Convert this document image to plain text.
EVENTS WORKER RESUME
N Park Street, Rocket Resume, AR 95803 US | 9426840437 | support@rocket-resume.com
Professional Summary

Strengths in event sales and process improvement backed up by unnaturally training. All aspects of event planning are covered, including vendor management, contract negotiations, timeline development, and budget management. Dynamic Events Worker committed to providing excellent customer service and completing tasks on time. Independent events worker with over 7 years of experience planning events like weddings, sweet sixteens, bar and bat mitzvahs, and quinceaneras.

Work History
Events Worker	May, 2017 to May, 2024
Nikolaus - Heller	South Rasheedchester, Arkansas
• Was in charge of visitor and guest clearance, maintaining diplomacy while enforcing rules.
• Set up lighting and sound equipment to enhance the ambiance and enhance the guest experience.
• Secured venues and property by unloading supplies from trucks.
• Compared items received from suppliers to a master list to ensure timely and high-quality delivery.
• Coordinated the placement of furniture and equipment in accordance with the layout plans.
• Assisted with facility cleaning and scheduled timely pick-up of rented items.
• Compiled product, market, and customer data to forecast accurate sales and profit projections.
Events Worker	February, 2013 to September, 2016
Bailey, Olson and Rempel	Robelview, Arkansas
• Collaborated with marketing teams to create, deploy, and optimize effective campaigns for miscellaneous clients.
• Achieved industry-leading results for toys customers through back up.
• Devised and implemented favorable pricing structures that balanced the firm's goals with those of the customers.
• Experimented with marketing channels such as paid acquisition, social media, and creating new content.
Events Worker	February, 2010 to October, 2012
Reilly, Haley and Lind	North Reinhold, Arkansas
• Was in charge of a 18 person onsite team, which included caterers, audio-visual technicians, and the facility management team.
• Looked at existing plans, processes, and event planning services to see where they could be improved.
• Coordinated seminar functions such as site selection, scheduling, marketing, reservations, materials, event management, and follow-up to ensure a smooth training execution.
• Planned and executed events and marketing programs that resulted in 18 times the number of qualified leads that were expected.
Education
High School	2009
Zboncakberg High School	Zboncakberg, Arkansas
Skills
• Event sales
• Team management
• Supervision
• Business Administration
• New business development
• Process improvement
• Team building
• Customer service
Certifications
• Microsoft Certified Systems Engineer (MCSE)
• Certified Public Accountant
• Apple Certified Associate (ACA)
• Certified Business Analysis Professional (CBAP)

------------

▸ Problem to solve: Return the entries above exactly as they appear.

▸ Final answer:
Convert this document image to plain text.
EVENTS WORKER RESUME
N Park Street, Rocket Resume, AR 95803 US | 9426840437 | support@rocket-resume.com
Professional Summary

Strengths in event sales and process improvement backed up by unnaturally training. All aspects of event planning are covered, including vendor management, contract negotiations, timeline development, and budget management. Dynamic Events Worker committed to providing excellent customer service and completing tasks on time. Independent events worker with over 7 years of experience planning events like weddings, sweet sixteens, bar and bat mitzvahs, and quinceaneras.

Work History
Events Worker	May, 2017 to May, 2024
Nikolaus - Heller	South Rasheedchester, Arkansas
• Was in charge of visitor and guest clearance, maintaining diplomacy while enforcing rules.
• Set up lighting and sound equipment to enhance the ambiance and enhance the guest experience.
• Secured venues and property by unloading supplies from trucks.
• Compared items received from suppliers to a master list to ensure timely and high-quality delivery.
• Coordinated the placement of furniture and equipment in accordance with the layout plans.
• Assisted with facility cleaning and scheduled timely pick-up of rented items.
• Compiled product, market, and customer data to forecast accurate sales and profit projections.
Events Worker	February, 2013 to September, 2016
Bailey, Olson and Rempel	Robelview, Arkansas
• Collaborated with marketing teams to create, deploy, and optimize effective campaigns for miscellaneous clients.
• Achieved industry-leading results for toys customers through back up.
• Devised and implemented favorable pricing structures that balanced the firm's goals with those of the customers.
• Experimented with marketing channels such as paid acquisition, social media, and creating new content.
Events Worker	February, 2010 to October, 2012
Reilly, Haley and Lind	North Reinhold, Arkansas
• Was in charge of a 18 person onsite team, which included caterers, audio-visual technicians, and the facility management team.
• Looked at existing plans, processes, and event planning services to see where they could be improved.
• Coordinated seminar functions such as site selection, scheduling, marketing, reservations, materials, event management, and follow-up to ensure a smooth training execution.
• Planned and executed events and marketing programs that resulted in 18 times the number of qualified leads that were expected.
Education
High School	2009
Zboncakberg High School	Zboncakberg, Arkansas
Skills
• Event sales
• Team management
• Supervision
• Business Administration
• New business development
• Process improvement
• Team building
• Customer service
Certifications
• Microsoft Certified Systems Engineer (MCSE)
• Certified Public Accountant
• Apple Certified Associate (ACA)
• Certified Business Analysis Professional (CBAP)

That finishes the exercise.